DATA TO PROCESS:
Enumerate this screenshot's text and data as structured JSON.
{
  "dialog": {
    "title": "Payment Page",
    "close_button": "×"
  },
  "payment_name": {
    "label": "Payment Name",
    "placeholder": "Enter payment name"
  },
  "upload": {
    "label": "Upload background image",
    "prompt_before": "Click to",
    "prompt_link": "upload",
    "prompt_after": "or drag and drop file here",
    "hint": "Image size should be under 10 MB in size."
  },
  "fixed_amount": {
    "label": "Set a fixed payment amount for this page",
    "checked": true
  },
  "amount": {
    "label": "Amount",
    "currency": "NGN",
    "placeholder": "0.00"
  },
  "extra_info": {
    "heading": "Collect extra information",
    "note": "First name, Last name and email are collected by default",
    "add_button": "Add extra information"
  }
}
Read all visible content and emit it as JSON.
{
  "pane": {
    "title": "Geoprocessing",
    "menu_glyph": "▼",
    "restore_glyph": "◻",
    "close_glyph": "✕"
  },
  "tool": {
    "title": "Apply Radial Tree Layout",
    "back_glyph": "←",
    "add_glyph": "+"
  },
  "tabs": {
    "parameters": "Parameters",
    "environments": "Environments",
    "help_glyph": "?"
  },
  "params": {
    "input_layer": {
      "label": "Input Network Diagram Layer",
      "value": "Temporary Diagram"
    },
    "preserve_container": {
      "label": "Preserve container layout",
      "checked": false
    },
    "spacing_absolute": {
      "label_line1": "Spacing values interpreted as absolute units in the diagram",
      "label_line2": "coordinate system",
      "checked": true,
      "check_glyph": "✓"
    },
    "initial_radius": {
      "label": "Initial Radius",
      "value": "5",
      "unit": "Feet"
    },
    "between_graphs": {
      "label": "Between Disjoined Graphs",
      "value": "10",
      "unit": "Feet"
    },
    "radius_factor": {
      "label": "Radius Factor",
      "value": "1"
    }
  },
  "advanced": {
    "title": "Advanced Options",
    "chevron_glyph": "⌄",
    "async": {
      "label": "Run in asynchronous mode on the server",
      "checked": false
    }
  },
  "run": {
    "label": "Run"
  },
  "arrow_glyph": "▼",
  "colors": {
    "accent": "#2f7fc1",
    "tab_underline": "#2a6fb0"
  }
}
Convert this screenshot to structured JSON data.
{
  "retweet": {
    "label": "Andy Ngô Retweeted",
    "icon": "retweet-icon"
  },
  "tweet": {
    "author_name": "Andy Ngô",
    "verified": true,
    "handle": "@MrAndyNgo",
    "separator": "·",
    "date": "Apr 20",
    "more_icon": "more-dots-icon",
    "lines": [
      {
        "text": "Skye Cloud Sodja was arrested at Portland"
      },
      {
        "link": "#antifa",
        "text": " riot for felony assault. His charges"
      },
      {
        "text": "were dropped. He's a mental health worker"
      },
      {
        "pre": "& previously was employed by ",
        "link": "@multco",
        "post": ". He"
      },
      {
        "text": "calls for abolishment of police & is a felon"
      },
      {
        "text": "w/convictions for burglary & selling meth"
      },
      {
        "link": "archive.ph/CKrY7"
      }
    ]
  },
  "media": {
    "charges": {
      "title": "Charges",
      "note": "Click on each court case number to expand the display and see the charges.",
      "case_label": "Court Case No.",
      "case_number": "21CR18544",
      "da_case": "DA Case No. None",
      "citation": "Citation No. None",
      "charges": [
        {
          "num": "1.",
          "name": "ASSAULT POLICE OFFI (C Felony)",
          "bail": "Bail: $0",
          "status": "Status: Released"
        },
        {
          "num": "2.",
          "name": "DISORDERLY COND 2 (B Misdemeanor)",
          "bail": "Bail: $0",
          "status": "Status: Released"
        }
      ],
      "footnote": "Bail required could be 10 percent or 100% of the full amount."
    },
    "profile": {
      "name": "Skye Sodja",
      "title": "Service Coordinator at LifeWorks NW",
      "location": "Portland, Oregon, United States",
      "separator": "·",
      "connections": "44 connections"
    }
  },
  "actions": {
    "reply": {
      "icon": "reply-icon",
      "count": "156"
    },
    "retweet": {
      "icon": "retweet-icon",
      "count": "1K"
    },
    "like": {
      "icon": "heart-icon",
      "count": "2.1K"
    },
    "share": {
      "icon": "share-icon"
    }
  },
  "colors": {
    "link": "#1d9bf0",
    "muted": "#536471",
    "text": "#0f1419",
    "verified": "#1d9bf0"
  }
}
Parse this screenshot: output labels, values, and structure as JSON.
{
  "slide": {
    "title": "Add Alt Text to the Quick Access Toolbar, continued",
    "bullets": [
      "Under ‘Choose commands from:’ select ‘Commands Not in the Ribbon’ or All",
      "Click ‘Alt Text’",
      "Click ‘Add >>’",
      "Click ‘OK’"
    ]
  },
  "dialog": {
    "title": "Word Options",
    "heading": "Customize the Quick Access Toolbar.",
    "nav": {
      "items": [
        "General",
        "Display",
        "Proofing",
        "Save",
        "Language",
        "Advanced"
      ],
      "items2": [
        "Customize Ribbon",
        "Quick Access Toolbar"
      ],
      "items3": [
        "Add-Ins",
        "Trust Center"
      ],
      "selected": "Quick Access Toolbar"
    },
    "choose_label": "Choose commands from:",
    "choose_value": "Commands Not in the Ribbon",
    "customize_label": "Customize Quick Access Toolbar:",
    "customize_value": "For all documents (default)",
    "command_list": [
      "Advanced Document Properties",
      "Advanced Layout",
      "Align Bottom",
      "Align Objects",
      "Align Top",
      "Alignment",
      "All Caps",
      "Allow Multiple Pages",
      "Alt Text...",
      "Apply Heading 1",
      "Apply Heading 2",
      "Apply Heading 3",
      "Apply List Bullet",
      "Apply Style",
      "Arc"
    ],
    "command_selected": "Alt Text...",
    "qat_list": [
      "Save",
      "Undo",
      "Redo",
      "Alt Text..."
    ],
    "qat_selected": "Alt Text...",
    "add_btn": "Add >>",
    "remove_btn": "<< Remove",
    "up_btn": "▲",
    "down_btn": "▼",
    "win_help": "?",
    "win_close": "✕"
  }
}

EXERCISE OBJECTIVE: Look through the material above. Copy each line where the word "JSON" appears.

THE SOLUTION:
Enumerate this screenshot's text and data as structured JSON.
Read all visible content and emit it as JSON.
Convert this screenshot to structured JSON data.
Parse this screenshot: output labels, values, and structure as JSON.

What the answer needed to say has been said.